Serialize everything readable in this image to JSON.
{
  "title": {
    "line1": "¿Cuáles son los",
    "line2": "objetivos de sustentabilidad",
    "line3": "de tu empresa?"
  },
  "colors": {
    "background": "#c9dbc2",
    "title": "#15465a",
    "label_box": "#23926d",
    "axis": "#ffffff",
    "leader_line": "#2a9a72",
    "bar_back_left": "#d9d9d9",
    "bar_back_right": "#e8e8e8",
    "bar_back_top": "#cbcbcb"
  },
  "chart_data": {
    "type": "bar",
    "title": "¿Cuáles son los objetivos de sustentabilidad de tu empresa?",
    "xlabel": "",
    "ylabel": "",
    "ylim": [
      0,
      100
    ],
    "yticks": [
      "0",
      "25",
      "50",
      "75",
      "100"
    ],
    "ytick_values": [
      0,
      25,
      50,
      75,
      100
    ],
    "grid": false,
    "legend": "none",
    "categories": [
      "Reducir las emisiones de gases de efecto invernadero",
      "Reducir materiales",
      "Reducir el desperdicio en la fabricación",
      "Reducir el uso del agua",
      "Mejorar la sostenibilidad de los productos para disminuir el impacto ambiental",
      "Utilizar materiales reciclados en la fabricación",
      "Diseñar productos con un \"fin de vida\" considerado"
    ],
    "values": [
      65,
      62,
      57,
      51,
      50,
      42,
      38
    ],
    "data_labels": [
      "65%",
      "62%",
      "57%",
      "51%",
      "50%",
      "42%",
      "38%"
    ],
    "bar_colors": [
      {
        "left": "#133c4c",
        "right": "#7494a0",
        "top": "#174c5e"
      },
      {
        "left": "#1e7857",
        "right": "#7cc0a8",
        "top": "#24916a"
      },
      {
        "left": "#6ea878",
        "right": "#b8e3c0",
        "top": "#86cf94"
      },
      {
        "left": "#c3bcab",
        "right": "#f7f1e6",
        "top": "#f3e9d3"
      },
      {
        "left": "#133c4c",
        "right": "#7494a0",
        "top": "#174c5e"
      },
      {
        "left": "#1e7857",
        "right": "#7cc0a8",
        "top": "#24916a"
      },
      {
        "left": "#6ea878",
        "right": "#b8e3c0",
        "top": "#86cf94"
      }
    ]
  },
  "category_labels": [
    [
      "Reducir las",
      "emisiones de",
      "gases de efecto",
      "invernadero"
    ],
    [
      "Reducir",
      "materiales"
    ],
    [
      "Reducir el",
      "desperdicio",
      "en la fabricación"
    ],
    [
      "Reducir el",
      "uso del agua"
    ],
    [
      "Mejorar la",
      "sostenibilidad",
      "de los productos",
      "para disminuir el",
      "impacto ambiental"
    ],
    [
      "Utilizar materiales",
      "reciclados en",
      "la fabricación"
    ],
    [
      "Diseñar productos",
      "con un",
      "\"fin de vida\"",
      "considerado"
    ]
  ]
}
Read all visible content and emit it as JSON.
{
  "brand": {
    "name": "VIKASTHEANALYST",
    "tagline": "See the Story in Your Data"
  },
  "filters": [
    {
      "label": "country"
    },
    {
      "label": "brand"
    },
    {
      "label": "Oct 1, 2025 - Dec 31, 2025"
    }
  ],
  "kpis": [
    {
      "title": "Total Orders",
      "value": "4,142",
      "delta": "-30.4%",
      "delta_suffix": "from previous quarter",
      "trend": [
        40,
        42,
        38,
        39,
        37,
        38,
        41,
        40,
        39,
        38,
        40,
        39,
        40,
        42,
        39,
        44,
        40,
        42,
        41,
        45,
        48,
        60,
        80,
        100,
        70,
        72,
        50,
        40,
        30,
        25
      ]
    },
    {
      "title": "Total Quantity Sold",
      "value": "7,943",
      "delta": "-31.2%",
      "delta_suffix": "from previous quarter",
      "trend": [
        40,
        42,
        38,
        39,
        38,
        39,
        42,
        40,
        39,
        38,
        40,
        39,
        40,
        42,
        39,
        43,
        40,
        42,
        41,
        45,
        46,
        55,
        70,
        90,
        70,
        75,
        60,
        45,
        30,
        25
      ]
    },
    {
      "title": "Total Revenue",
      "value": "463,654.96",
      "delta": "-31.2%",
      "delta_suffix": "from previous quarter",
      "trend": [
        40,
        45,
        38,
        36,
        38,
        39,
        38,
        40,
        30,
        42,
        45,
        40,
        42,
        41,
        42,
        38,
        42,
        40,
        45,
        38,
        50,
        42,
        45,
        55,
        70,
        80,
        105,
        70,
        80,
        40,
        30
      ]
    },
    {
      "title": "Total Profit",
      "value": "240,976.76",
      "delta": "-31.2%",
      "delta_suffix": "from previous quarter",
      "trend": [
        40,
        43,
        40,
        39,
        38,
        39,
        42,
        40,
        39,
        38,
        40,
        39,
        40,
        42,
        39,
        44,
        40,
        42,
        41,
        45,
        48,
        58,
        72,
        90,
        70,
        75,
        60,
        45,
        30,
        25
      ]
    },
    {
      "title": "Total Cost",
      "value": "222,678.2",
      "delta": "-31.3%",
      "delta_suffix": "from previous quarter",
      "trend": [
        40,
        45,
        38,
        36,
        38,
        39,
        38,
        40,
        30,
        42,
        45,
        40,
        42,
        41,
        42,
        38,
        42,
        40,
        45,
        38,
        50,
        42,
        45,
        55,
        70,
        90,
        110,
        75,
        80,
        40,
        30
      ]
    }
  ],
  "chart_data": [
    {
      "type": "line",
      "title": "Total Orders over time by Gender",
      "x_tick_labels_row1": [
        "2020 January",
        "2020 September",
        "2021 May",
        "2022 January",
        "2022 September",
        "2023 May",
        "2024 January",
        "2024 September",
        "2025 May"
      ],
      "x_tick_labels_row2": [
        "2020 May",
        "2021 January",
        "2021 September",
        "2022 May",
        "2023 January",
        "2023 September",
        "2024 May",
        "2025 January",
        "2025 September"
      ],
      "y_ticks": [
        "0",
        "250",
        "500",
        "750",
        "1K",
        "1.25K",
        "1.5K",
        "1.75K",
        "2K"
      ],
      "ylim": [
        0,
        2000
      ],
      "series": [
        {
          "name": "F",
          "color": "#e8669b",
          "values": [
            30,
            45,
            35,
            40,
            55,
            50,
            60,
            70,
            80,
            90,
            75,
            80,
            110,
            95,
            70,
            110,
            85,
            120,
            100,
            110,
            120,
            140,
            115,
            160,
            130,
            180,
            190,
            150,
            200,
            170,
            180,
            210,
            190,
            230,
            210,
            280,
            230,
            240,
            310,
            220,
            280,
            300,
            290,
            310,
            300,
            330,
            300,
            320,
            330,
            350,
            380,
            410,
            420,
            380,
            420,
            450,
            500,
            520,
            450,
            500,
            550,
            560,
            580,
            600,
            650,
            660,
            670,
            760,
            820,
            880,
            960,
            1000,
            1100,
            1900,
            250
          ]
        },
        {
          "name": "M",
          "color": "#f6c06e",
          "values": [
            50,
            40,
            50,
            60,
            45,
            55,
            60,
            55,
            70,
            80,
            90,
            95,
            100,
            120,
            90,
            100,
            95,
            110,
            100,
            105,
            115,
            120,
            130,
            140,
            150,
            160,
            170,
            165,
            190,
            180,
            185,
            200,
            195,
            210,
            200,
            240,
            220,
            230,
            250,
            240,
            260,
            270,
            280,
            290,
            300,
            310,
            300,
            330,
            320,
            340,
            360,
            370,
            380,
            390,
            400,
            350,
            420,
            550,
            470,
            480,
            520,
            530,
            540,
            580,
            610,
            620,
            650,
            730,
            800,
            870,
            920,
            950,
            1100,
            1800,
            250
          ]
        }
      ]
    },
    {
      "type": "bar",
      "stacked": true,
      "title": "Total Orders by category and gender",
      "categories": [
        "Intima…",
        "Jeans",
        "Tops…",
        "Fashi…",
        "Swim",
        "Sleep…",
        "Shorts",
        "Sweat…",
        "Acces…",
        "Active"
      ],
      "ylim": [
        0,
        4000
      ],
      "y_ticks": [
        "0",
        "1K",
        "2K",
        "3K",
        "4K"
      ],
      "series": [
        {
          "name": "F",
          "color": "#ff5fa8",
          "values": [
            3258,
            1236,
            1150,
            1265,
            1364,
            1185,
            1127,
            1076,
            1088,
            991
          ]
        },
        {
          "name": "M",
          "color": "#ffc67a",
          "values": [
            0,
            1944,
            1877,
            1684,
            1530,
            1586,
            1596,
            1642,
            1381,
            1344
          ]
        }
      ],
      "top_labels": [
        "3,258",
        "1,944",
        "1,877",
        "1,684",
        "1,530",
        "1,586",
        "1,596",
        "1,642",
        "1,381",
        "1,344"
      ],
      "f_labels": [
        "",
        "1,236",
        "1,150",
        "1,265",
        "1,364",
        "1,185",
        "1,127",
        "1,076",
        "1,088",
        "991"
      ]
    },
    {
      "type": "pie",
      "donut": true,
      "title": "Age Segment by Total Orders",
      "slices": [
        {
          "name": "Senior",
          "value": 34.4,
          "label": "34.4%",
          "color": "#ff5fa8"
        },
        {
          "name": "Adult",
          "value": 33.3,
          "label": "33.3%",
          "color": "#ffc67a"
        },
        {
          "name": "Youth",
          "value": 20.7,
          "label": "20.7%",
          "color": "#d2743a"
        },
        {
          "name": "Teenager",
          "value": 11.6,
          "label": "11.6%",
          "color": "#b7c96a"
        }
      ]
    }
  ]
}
^^^^^^^^^^^^^^^^
From the entries above, copy out every line where the string "disminuir" appears.

[RESULT]
      "Mejorar la sostenibilidad de los productos para disminuir el impacto ambiental",
      "para disminuir el",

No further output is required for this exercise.